● What is needed: Exclude the pictures and reproduce the remaining data exactly as written.

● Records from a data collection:
....

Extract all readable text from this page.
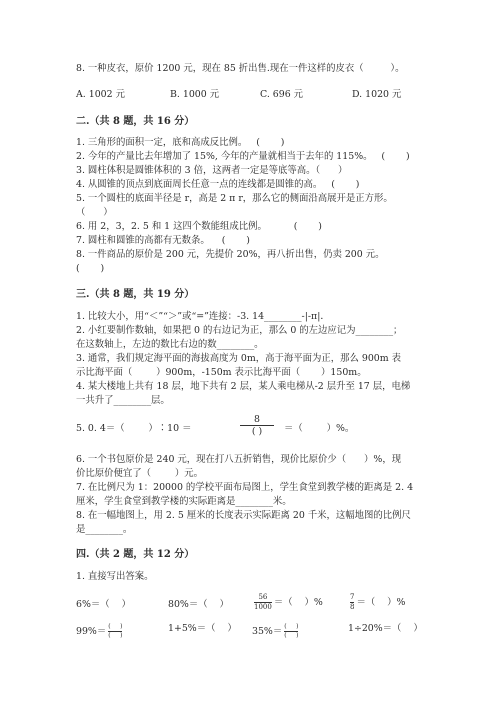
8. 一种皮衣，原价 1200 元，现在 85 折出售.现在一件这样的皮衣（         ）。
A. 1002 元	B. 1000 元	C. 696 元	D. 1020 元
二.（共 8 题，共 16 分）
1. 三角形的面积一定，底和高成反比例。   (       )
2. 今年的产量比去年增加了 15%, 今年的产量就相当于去年的 115%。   (       )
3. 圆柱体积是圆锥体积的 3 倍，这两者一定是等底等高。（      ）
4. 从圆锥的顶点到底面周长任意一点的连线都是圆锥的高。   (       )
5. 一个圆柱的底面半径是 r，高是 2 π r，那么它的侧面沿高展开是正方形。
（      ）
6. 用 2，3，2. 5 和 1 这四个数能组成比例。         (       )
7. 圆柱和圆锥的高都有无数条。    (       )
8. 一件商品的原价是 200 元，先提价 20%，再八折出售，仍卖 200 元。
(       )
三.（共 8 题，共 19 分）
1. 比较大小，用“＜”“＞”或“=”连接：-3. 14________-|-π|．
2. 小红要制作数轴，如果把 0 的右边记为正，那么 0 的左边应记为________；
在这数轴上，左边的数比右边的数________。
3. 通常，我们规定海平面的海拔高度为 0m，高于海平面为正，那么 900m 表
示比海平面（        ）900m，-150m 表示比海平面（       ）150m。
4. 某大楼地上共有 18 层，地下共有 2 层，某人乘电梯从-2 层升至 17 层，电梯
一共升了________层。
5. 0. 4＝（        ）∶10 ＝
8
( ) ＝（        ）%。
6. 一个书包原价是 240 元，现在打八五折销售，现价比原价少（      ）%，现
价比原价便宜了（        ）元。
7. 在比例尺为 1：20000 的学校平面布局图上，学生食堂到教学楼的距离是 2. 4
厘米，学生食堂到教学楼的实际距离是________米。
8. 在一幅地图上，用 2. 5 厘米的长度表示实际距离 20 千米，这幅地图的比例尺
是________。
四.（共 2 题，共 12 分）
1. 直接写出答案。
6%＝（    ）	80%＝（    ）	$\frac{56}{1000}$ ＝（    ）%	$\frac{7}{8}$ ＝（    ）%
$99\%= \frac{( )}{( )}$	1+5%＝（    ） $35\%= \frac{( )}{( )}$	1÷20%＝（    ）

....

● Result of the exercise:
Extract all readable text from this page.
8. 一种皮衣，原价 1200 元，现在 85 折出售.现在一件这样的皮衣（         ）。
A. 1002 元	B. 1000 元	C. 696 元	D. 1020 元
二.（共 8 题，共 16 分）
1. 三角形的面积一定，底和高成反比例。   (       )
2. 今年的产量比去年增加了 15%, 今年的产量就相当于去年的 115%。   (       )
3. 圆柱体积是圆锥体积的 3 倍，这两者一定是等底等高。（      ）
4. 从圆锥的顶点到底面周长任意一点的连线都是圆锥的高。   (       )
5. 一个圆柱的底面半径是 r，高是 2 π r，那么它的侧面沿高展开是正方形。
（      ）
6. 用 2，3，2. 5 和 1 这四个数能组成比例。         (       )
7. 圆柱和圆锥的高都有无数条。    (       )
8. 一件商品的原价是 200 元，先提价 20%，再八折出售，仍卖 200 元。
(       )
三.（共 8 题，共 19 分）
1. 比较大小，用“＜”“＞”或“=”连接：-3. 14________-|-π|．
2. 小红要制作数轴，如果把 0 的右边记为正，那么 0 的左边应记为________；
在这数轴上，左边的数比右边的数________。
3. 通常，我们规定海平面的海拔高度为 0m，高于海平面为正，那么 900m 表
示比海平面（        ）900m，-150m 表示比海平面（       ）150m。
4. 某大楼地上共有 18 层，地下共有 2 层，某人乘电梯从-2 层升至 17 层，电梯
一共升了________层。
5. 0. 4＝（        ）∶10 ＝
8
( ) ＝（        ）%。
6. 一个书包原价是 240 元，现在打八五折销售，现价比原价少（      ）%，现
价比原价便宜了（        ）元。
7. 在比例尺为 1：20000 的学校平面布局图上，学生食堂到教学楼的距离是 2. 4
厘米，学生食堂到教学楼的实际距离是________米。
8. 在一幅地图上，用 2. 5 厘米的长度表示实际距离 20 千米，这幅地图的比例尺
是________。
四.（共 2 题，共 12 分）
1. 直接写出答案。
6%＝（    ）	80%＝（    ）	$\frac{56}{1000}$ ＝（    ）%	$\frac{7}{8}$ ＝（    ）%
$99\%= \frac{( )}{( )}$	1+5%＝（    ） $35\%= \frac{( )}{( )}$	1÷20%＝（    ）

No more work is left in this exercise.